> Records contained in a dataset
________________

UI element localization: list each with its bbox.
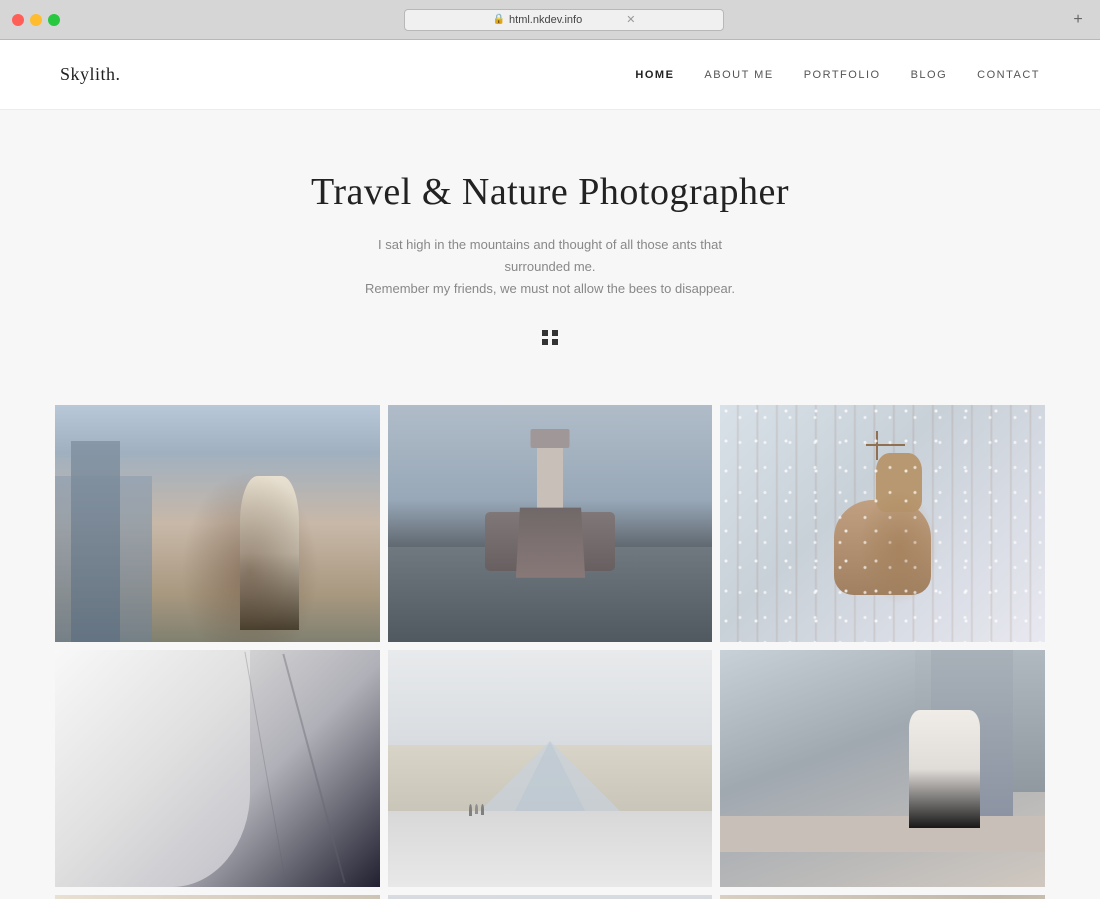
browser-chrome: 🔒 html.nkdev.info ✕ + bbox=[0, 0, 1100, 40]
grid-dot-1 bbox=[542, 330, 548, 336]
photo-item-9[interactable] bbox=[720, 895, 1045, 899]
photo-image-4 bbox=[55, 650, 380, 887]
photo-item-5[interactable] bbox=[388, 650, 713, 887]
nav-contact[interactable]: CONTACT bbox=[977, 69, 1040, 81]
photo-item-2[interactable] bbox=[388, 405, 713, 642]
grid-view-icon[interactable] bbox=[542, 330, 558, 345]
nav-links: HOME ABOUT ME PORTFOLIO BLOG CONTACT bbox=[635, 69, 1040, 81]
close-window-button[interactable] bbox=[12, 14, 24, 26]
site-wrapper: Skylith. HOME ABOUT ME PORTFOLIO BLOG CO… bbox=[0, 40, 1100, 899]
photo-item-7[interactable] bbox=[55, 895, 380, 899]
hero-subtitle: I sat high in the mountains and thought … bbox=[350, 234, 750, 300]
address-bar: 🔒 html.nkdev.info ✕ bbox=[68, 9, 1060, 31]
nav-portfolio[interactable]: PORTFOLIO bbox=[804, 69, 881, 81]
photo-item-6[interactable] bbox=[720, 650, 1045, 887]
url-text: html.nkdev.info bbox=[509, 14, 582, 26]
navigation: Skylith. HOME ABOUT ME PORTFOLIO BLOG CO… bbox=[0, 40, 1100, 110]
photo-image-6 bbox=[720, 650, 1045, 887]
nav-home[interactable]: HOME bbox=[635, 69, 674, 81]
photo-image-1 bbox=[55, 405, 380, 642]
lock-icon: 🔒 bbox=[493, 14, 505, 25]
photo-item-8[interactable] bbox=[388, 895, 713, 899]
photo-item-3[interactable] bbox=[720, 405, 1045, 642]
photo-image-9 bbox=[720, 895, 1045, 899]
maximize-window-button[interactable] bbox=[48, 14, 60, 26]
close-tab-button[interactable]: ✕ bbox=[626, 13, 635, 26]
grid-dot-4 bbox=[552, 339, 558, 345]
hero-section: Travel & Nature Photographer I sat high … bbox=[0, 110, 1100, 385]
photo-item-1[interactable] bbox=[55, 405, 380, 642]
hero-title: Travel & Nature Photographer bbox=[20, 170, 1080, 214]
photo-image-3 bbox=[720, 405, 1045, 642]
nav-blog[interactable]: BLOG bbox=[911, 69, 948, 81]
browser-viewport: Skylith. HOME ABOUT ME PORTFOLIO BLOG CO… bbox=[0, 40, 1100, 899]
nav-about[interactable]: ABOUT ME bbox=[704, 69, 773, 81]
new-tab-button[interactable]: + bbox=[1068, 10, 1088, 30]
site-logo[interactable]: Skylith. bbox=[60, 64, 635, 85]
url-input[interactable]: 🔒 html.nkdev.info ✕ bbox=[404, 9, 724, 31]
minimize-window-button[interactable] bbox=[30, 14, 42, 26]
photo-image-5 bbox=[388, 650, 713, 887]
traffic-lights bbox=[12, 14, 60, 26]
photo-item-4[interactable] bbox=[55, 650, 380, 887]
grid-dot-3 bbox=[542, 339, 548, 345]
photo-image-8 bbox=[388, 895, 713, 899]
photo-grid bbox=[0, 385, 1100, 899]
photo-image-7 bbox=[55, 895, 380, 899]
photo-image-2 bbox=[388, 405, 713, 642]
grid-dot-2 bbox=[552, 330, 558, 336]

________________

> Exercise objective
Please return every line of the items above word for word, leaving out the pictures.

> The reply
UI element localization: list each with its bbox.
browser-chrome: 🔒 html.nkdev.info ✕ + bbox=[0, 0, 1100, 40]
grid-dot-1 bbox=[542, 330, 548, 336]
photo-item-9[interactable] bbox=[720, 895, 1045, 899]
photo-image-4 bbox=[55, 650, 380, 887]
photo-item-5[interactable] bbox=[388, 650, 713, 887]
nav-contact[interactable]: CONTACT bbox=[977, 69, 1040, 81]
photo-item-2[interactable] bbox=[388, 405, 713, 642]
grid-view-icon[interactable] bbox=[542, 330, 558, 345]
nav-links: HOME ABOUT ME PORTFOLIO BLOG CONTACT bbox=[635, 69, 1040, 81]
close-window-button[interactable] bbox=[12, 14, 24, 26]
site-wrapper: Skylith. HOME ABOUT ME PORTFOLIO BLOG CO… bbox=[0, 40, 1100, 899]
photo-item-7[interactable] bbox=[55, 895, 380, 899]
hero-subtitle: I sat high in the mountains and thought … bbox=[350, 234, 750, 300]
address-bar: 🔒 html.nkdev.info ✕ bbox=[68, 9, 1060, 31]
nav-portfolio[interactable]: PORTFOLIO bbox=[804, 69, 881, 81]
photo-item-6[interactable] bbox=[720, 650, 1045, 887]
url-text: html.nkdev.info bbox=[509, 14, 582, 26]
navigation: Skylith. HOME ABOUT ME PORTFOLIO BLOG CO… bbox=[0, 40, 1100, 110]
photo-image-6 bbox=[720, 650, 1045, 887]
nav-home[interactable]: HOME bbox=[635, 69, 674, 81]
photo-image-1 bbox=[55, 405, 380, 642]
lock-icon: 🔒 bbox=[493, 14, 505, 25]
photo-item-8[interactable] bbox=[388, 895, 713, 899]
photo-item-3[interactable] bbox=[720, 405, 1045, 642]
photo-image-9 bbox=[720, 895, 1045, 899]
maximize-window-button[interactable] bbox=[48, 14, 60, 26]
close-tab-button[interactable]: ✕ bbox=[626, 13, 635, 26]
grid-dot-4 bbox=[552, 339, 558, 345]
hero-section: Travel & Nature Photographer I sat high … bbox=[0, 110, 1100, 385]
photo-item-1[interactable] bbox=[55, 405, 380, 642]
hero-title: Travel & Nature Photographer bbox=[20, 170, 1080, 214]
photo-image-3 bbox=[720, 405, 1045, 642]
nav-blog[interactable]: BLOG bbox=[911, 69, 948, 81]
browser-viewport: Skylith. HOME ABOUT ME PORTFOLIO BLOG CO… bbox=[0, 40, 1100, 899]
nav-about[interactable]: ABOUT ME bbox=[704, 69, 773, 81]
new-tab-button[interactable]: + bbox=[1068, 10, 1088, 30]
site-logo[interactable]: Skylith. bbox=[60, 64, 635, 85]
url-input[interactable]: 🔒 html.nkdev.info ✕ bbox=[404, 9, 724, 31]
minimize-window-button[interactable] bbox=[30, 14, 42, 26]
photo-image-5 bbox=[388, 650, 713, 887]
traffic-lights bbox=[12, 14, 60, 26]
photo-item-4[interactable] bbox=[55, 650, 380, 887]
grid-dot-3 bbox=[542, 339, 548, 345]
photo-image-8 bbox=[388, 895, 713, 899]
photo-grid bbox=[0, 385, 1100, 899]
photo-image-7 bbox=[55, 895, 380, 899]
photo-image-2 bbox=[388, 405, 713, 642]
grid-dot-2 bbox=[552, 330, 558, 336]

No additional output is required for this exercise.